### WHAT IS ASKED
Report how many lines in the records hold the string "this"; give the number and nothing else.

### DATA RECORDS
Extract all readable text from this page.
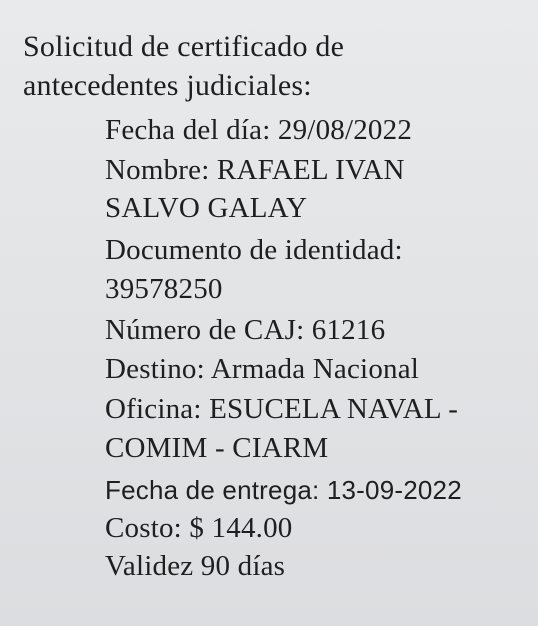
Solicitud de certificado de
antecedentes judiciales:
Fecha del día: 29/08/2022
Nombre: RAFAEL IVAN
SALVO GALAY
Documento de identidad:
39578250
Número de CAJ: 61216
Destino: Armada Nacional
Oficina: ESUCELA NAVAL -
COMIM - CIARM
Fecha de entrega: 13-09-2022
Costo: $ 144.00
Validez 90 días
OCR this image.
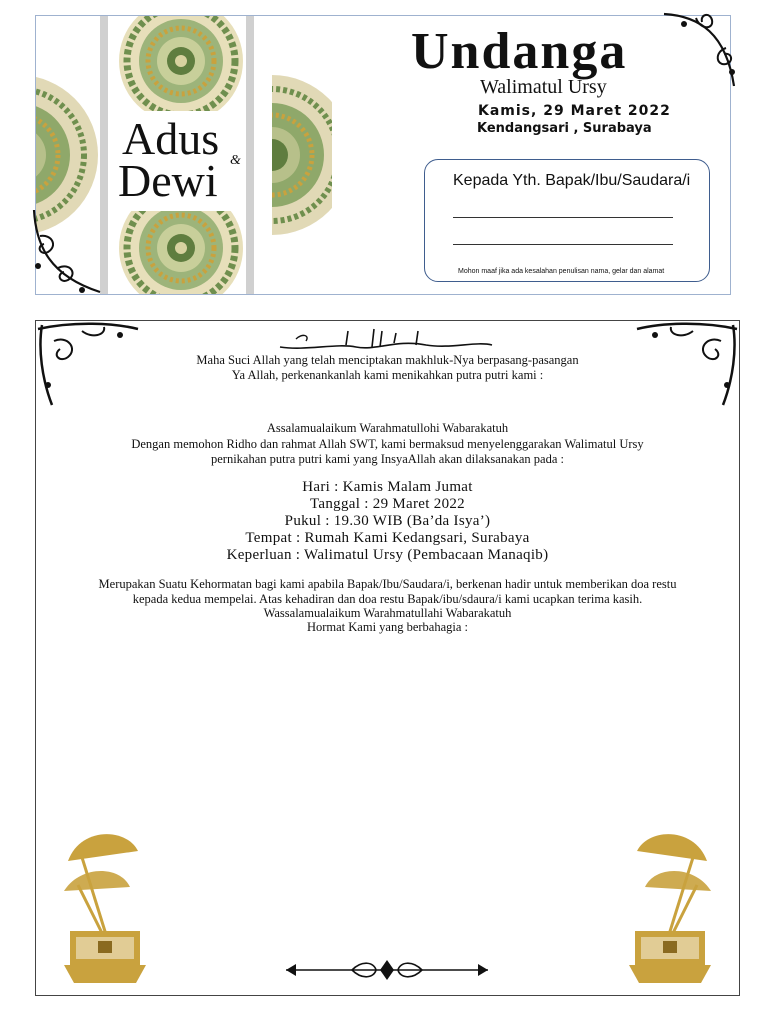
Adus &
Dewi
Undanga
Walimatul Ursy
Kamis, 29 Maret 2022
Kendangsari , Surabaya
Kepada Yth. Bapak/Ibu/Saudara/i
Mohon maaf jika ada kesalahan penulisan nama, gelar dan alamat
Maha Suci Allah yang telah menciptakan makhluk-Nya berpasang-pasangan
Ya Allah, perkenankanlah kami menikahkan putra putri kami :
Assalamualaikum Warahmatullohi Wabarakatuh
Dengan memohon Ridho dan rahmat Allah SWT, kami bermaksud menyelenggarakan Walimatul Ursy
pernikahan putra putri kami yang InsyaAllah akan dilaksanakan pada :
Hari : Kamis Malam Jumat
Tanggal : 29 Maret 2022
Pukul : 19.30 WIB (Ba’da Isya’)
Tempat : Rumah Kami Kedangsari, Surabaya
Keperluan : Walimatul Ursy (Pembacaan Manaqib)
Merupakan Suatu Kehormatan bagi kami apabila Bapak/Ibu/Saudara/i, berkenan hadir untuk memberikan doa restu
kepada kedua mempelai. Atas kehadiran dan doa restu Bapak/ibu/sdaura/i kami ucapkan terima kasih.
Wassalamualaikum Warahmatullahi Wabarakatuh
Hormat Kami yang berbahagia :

### THE SOLUTION
2